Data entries
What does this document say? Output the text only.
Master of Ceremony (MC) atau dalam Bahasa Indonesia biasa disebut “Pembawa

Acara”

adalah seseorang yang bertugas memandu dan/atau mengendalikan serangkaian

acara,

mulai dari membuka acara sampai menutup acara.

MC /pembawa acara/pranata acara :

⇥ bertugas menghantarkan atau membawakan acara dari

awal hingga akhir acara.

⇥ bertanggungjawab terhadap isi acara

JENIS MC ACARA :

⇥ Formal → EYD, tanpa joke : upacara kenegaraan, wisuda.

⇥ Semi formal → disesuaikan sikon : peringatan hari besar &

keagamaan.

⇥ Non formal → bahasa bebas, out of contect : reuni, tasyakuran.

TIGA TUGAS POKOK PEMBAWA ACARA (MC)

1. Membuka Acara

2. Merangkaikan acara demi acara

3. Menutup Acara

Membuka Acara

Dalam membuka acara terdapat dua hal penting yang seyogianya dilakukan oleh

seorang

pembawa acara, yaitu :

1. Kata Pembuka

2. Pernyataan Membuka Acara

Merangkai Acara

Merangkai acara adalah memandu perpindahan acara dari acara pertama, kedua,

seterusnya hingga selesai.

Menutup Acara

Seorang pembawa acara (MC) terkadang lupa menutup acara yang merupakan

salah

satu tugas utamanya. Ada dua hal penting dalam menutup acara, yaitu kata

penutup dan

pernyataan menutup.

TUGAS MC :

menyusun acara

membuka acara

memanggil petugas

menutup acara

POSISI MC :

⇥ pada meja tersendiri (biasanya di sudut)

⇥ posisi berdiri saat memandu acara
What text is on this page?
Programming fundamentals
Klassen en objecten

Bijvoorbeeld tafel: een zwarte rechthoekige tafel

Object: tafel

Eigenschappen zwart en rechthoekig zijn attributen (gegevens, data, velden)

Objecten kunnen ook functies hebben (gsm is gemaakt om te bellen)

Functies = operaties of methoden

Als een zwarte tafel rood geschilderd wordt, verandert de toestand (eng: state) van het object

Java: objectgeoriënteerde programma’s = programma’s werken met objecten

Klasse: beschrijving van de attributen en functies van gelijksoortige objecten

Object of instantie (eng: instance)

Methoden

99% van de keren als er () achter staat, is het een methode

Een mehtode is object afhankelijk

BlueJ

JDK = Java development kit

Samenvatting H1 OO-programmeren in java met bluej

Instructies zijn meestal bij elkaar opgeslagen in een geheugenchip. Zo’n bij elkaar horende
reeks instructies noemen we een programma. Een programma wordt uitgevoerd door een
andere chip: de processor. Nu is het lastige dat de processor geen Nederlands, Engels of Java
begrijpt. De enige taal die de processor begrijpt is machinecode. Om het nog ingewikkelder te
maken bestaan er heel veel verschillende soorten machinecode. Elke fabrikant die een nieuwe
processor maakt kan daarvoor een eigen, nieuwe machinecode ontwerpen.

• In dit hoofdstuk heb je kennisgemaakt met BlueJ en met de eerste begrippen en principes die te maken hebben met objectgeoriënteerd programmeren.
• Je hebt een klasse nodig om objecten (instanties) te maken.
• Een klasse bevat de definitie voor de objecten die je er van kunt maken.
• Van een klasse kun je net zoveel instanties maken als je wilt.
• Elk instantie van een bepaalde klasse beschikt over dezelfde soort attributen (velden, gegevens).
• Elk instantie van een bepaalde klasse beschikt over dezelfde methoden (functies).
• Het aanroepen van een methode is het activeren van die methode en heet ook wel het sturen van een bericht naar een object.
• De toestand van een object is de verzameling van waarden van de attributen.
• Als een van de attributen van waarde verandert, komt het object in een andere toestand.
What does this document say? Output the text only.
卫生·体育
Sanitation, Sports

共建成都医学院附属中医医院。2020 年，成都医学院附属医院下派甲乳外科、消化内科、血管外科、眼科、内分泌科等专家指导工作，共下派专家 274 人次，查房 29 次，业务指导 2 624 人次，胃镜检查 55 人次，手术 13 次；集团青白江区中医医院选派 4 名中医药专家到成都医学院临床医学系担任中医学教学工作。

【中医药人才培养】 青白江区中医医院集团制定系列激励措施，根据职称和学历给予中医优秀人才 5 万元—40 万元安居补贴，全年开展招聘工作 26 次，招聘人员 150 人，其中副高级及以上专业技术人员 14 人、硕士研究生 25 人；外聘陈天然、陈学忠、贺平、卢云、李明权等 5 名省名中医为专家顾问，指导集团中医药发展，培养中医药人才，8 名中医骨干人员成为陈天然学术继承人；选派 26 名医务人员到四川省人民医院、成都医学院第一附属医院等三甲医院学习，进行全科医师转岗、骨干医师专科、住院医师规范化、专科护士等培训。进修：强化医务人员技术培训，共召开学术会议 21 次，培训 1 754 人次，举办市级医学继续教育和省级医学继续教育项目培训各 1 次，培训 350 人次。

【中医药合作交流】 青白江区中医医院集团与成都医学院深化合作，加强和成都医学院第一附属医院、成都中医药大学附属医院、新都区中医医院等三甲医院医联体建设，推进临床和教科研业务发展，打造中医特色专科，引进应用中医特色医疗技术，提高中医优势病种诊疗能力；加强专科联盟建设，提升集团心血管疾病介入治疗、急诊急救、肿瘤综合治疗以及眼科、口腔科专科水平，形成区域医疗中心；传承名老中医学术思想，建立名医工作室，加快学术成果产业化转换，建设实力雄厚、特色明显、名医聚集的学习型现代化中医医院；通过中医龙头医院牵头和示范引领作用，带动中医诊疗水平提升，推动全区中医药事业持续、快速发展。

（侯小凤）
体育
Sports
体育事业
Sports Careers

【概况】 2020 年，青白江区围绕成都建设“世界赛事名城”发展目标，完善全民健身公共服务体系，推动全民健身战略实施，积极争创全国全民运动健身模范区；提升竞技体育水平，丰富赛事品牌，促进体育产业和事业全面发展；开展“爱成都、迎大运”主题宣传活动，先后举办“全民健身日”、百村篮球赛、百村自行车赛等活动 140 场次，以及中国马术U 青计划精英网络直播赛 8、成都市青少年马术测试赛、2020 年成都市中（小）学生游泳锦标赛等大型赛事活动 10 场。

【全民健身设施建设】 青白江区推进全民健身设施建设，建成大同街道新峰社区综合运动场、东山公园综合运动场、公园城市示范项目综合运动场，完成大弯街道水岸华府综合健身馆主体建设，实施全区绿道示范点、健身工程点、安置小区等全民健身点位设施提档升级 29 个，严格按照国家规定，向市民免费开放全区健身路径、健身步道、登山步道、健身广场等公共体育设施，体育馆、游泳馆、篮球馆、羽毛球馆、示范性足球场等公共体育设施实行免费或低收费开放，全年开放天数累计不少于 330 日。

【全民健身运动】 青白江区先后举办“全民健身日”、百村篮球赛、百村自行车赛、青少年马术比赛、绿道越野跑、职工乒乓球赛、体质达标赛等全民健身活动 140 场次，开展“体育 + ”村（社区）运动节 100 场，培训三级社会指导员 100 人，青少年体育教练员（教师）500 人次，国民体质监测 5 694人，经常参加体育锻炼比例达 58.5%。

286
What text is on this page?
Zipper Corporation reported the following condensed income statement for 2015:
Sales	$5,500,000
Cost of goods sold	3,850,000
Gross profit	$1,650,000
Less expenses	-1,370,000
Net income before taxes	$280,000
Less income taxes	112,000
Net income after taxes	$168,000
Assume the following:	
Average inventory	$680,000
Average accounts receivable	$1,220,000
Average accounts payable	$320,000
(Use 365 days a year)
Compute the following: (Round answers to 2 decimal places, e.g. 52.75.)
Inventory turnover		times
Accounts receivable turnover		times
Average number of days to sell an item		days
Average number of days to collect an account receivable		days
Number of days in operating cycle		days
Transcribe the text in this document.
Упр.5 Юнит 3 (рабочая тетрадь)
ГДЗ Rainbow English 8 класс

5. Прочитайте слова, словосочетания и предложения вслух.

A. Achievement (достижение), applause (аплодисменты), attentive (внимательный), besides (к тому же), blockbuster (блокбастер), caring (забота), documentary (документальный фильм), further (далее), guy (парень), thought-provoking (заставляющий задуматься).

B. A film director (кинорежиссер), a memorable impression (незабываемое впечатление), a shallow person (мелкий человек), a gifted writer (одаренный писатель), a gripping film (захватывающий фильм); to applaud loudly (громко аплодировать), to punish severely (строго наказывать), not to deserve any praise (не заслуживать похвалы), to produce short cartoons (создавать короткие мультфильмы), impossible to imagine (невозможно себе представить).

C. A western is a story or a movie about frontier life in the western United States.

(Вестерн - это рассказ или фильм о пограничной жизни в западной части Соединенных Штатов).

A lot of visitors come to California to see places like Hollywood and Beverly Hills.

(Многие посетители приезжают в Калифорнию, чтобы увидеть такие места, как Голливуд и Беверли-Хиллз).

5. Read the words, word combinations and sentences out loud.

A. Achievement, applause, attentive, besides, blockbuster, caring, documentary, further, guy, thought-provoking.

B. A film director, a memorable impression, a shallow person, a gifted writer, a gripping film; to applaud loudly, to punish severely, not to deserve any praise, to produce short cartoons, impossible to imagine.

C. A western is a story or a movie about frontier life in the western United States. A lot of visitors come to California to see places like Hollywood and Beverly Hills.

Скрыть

◆ **Goal of the exercise**
Reply with only the number of lines in the material above where the string "yang" appears.

◆ **Answer to this task**
3